__What you should do__
Each line below should be retyped exactly, with no pictures.

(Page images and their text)
***
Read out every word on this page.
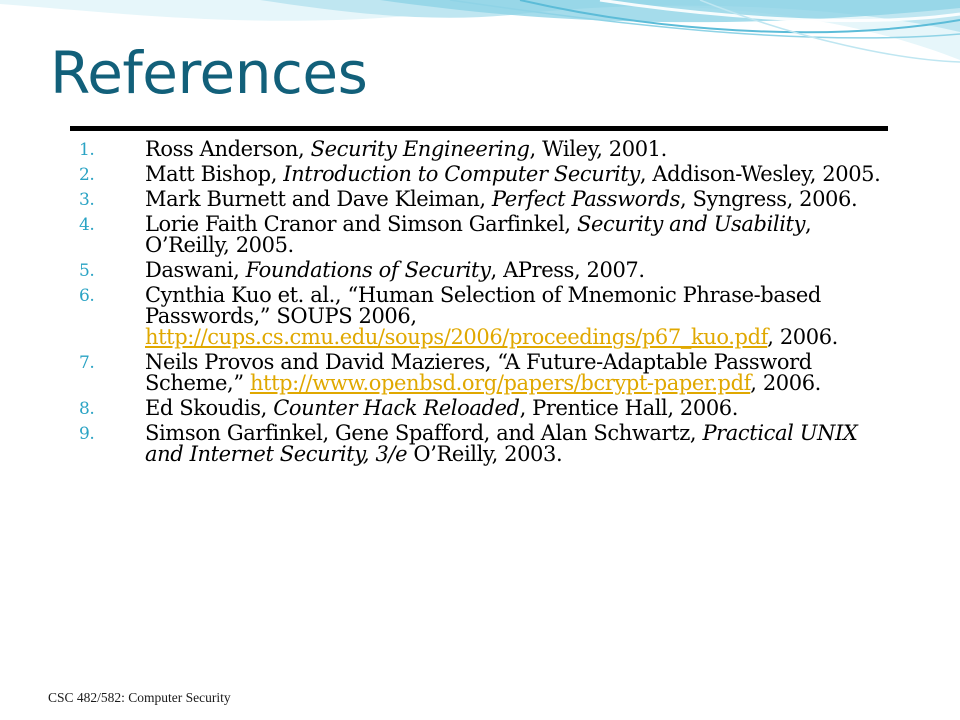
References
1. Ross Anderson, Security Engineering, Wiley, 2001.
2. Matt Bishop, Introduction to Computer Security, Addison-Wesley, 2005.
3. Mark Burnett and Dave Kleiman, Perfect Passwords, Syngress, 2006.
4. Lorie Faith Cranor and Simson Garfinkel, Security and Usability, O’Reilly, 2005.
5. Daswani, Foundations of Security, APress, 2007.
6. Cynthia Kuo et. al., “Human Selection of Mnemonic Phrase-based Passwords,” SOUPS 2006, http://cups.cs.cmu.edu/soups/2006/proceedings/p67_kuo.pdf, 2006.
7. Neils Provos and David Mazieres, “A Future-Adaptable Password Scheme,” http://www.openbsd.org/papers/bcrypt-paper.pdf, 2006.
8. Ed Skoudis, Counter Hack Reloaded, Prentice Hall, 2006.
9. Simson Garfinkel, Gene Spafford, and Alan Schwartz, Practical UNIX and Internet Security, 3/e O’Reilly, 2003.

CSC 482/582: Computer Security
***
__Response to this exercise__
Read out every word on this page.
References
1. Ross Anderson, Security Engineering, Wiley, 2001.
2. Matt Bishop, Introduction to Computer Security, Addison-Wesley, 2005.
3. Mark Burnett and Dave Kleiman, Perfect Passwords, Syngress, 2006.
4. Lorie Faith Cranor and Simson Garfinkel, Security and Usability, O’Reilly, 2005.
5. Daswani, Foundations of Security, APress, 2007.
6. Cynthia Kuo et. al., “Human Selection of Mnemonic Phrase-based Passwords,” SOUPS 2006, http://cups.cs.cmu.edu/soups/2006/proceedings/p67_kuo.pdf, 2006.
7. Neils Provos and David Mazieres, “A Future-Adaptable Password Scheme,” http://www.openbsd.org/papers/bcrypt-paper.pdf, 2006.
8. Ed Skoudis, Counter Hack Reloaded, Prentice Hall, 2006.
9. Simson Garfinkel, Gene Spafford, and Alan Schwartz, Practical UNIX and Internet Security, 3/e O’Reilly, 2003.

CSC 482/582: Computer Security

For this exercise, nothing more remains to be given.